# Raw records
◆ ◆ ◆

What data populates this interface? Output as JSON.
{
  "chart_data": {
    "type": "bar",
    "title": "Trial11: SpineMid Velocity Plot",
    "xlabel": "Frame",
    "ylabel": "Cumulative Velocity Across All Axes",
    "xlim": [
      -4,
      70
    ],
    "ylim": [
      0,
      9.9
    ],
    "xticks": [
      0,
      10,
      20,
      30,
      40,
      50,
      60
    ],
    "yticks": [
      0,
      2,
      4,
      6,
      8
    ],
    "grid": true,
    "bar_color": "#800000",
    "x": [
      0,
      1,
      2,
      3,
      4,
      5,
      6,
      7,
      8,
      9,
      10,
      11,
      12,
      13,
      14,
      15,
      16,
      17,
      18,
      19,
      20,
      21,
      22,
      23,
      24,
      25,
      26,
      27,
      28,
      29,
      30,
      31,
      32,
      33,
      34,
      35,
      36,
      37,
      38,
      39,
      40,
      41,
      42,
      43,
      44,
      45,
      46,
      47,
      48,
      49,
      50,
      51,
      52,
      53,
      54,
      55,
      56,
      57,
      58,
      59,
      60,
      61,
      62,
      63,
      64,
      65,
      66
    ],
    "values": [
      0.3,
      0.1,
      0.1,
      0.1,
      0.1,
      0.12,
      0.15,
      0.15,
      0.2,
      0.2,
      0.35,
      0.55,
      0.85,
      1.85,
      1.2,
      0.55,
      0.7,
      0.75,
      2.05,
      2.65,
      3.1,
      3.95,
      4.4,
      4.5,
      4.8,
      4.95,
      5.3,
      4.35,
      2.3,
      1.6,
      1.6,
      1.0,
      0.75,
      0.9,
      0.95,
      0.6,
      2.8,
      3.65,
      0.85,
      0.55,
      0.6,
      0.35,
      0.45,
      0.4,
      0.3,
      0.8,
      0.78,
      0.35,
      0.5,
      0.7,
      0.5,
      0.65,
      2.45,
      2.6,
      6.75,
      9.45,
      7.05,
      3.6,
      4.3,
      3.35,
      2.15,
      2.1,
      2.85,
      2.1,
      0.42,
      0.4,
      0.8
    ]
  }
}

◆ ◆ ◆

# Exercise instructions
From the entries above, list each line with "Velocity" in it.

# Solution to this problem
    "title": "Trial11: SpineMid Velocity Plot",
    "ylabel": "Cumulative Velocity Across All Axes",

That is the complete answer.